__GIVEN PROBLEM__
Leaving out the pictures, please retype each record exactly.

__RAW DATA__

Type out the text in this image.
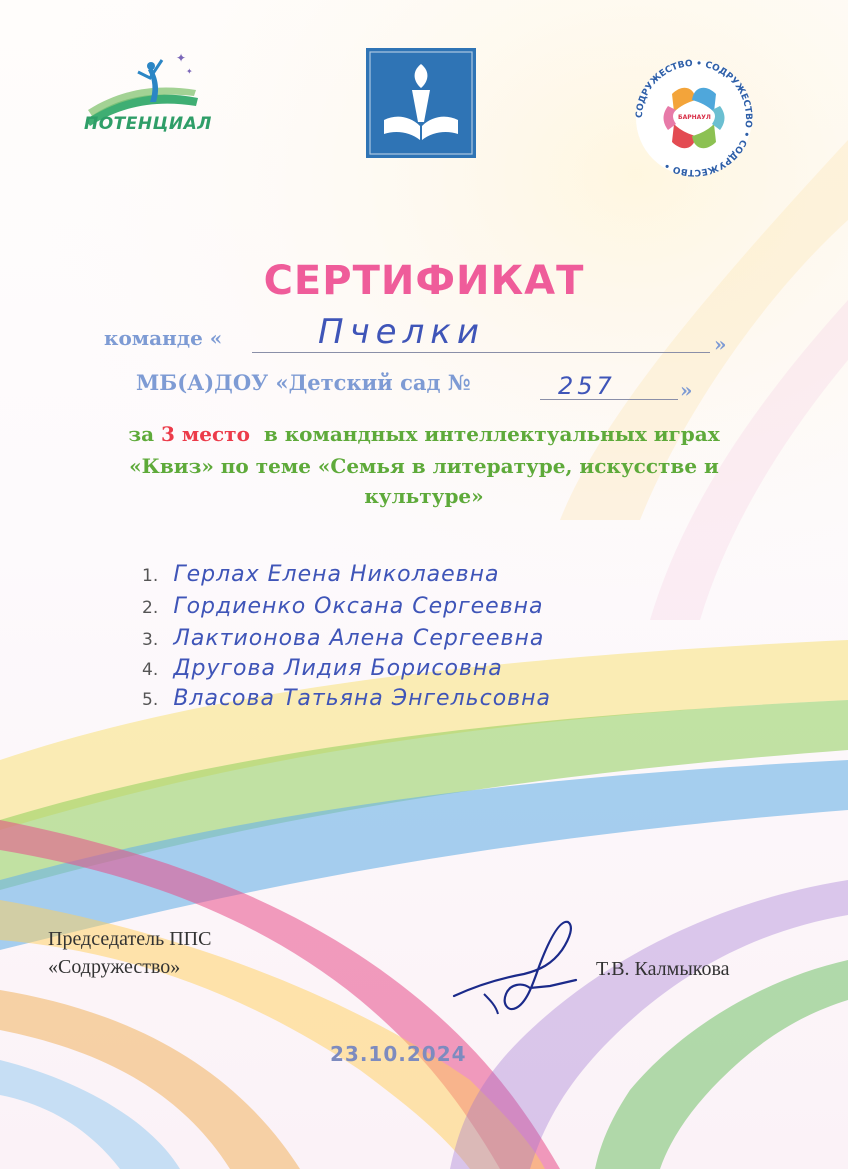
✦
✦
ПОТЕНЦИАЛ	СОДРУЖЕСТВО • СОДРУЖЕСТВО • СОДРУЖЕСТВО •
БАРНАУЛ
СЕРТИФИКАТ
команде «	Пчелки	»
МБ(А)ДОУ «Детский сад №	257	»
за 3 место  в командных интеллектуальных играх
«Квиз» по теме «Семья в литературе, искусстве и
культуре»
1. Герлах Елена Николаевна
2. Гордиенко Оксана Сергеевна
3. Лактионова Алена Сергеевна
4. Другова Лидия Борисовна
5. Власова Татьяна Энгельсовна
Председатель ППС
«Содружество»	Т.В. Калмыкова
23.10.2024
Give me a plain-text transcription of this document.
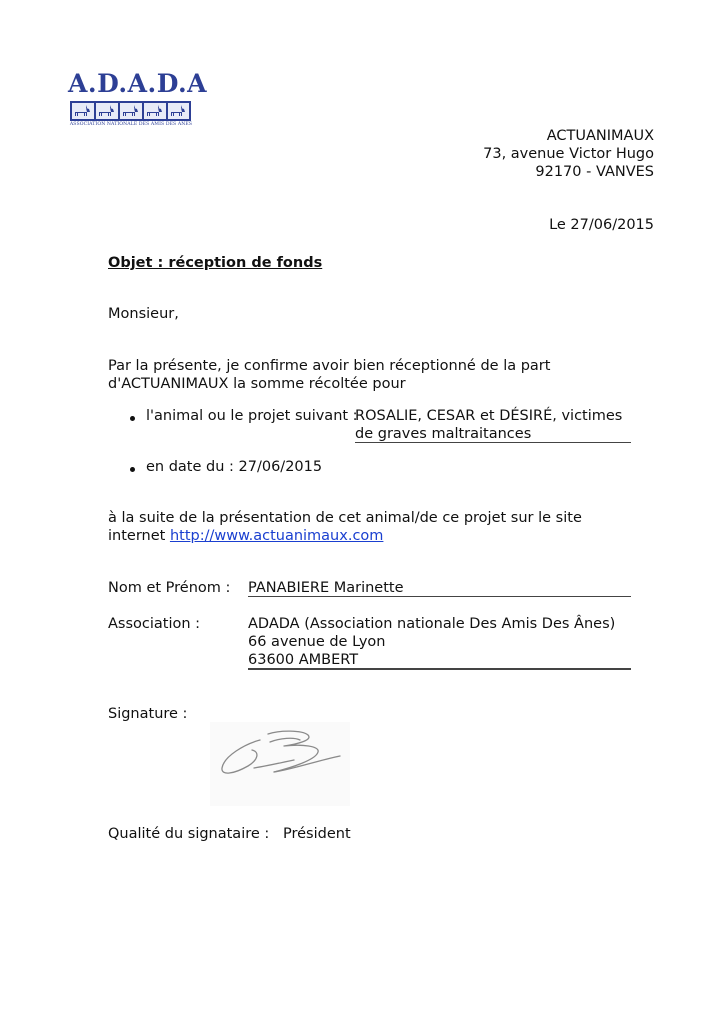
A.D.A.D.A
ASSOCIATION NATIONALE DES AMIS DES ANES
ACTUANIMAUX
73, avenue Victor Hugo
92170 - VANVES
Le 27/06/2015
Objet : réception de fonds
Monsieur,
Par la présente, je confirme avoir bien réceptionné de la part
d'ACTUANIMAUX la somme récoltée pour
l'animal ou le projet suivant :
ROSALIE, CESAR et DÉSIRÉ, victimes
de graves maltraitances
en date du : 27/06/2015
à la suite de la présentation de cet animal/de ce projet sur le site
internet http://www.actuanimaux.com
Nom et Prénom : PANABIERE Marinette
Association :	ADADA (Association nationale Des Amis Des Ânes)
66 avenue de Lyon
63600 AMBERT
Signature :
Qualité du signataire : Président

__RESULT__
Type out the text in this image.
✦
✦
ПОТЕНЦИАЛ	СОДРУЖЕСТВО • СОДРУЖЕСТВО • СОДРУЖЕСТВО •
БАРНАУЛ
СЕРТИФИКАТ
команде «	Пчелки	»
МБ(А)ДОУ «Детский сад №	257	»
за 3 место  в командных интеллектуальных играх
«Квиз» по теме «Семья в литературе, искусстве и
культуре»
1. Герлах Елена Николаевна
2. Гордиенко Оксана Сергеевна
3. Лактионова Алена Сергеевна
4. Другова Лидия Борисовна
5. Власова Татьяна Энгельсовна
Председатель ППС
«Содружество»	Т.В. Калмыкова
23.10.2024
Give me a plain-text transcription of this document.
A.D.A.D.A
ASSOCIATION NATIONALE DES AMIS DES ANES
ACTUANIMAUX
73, avenue Victor Hugo
92170 - VANVES
Le 27/06/2015
Objet : réception de fonds
Monsieur,
Par la présente, je confirme avoir bien réceptionné de la part
d'ACTUANIMAUX la somme récoltée pour
l'animal ou le projet suivant :
ROSALIE, CESAR et DÉSIRÉ, victimes
de graves maltraitances
en date du : 27/06/2015
à la suite de la présentation de cet animal/de ce projet sur le site
internet http://www.actuanimaux.com
Nom et Prénom : PANABIERE Marinette
Association :	ADADA (Association nationale Des Amis Des Ânes)
66 avenue de Lyon
63600 AMBERT
Signature :
Qualité du signataire : Président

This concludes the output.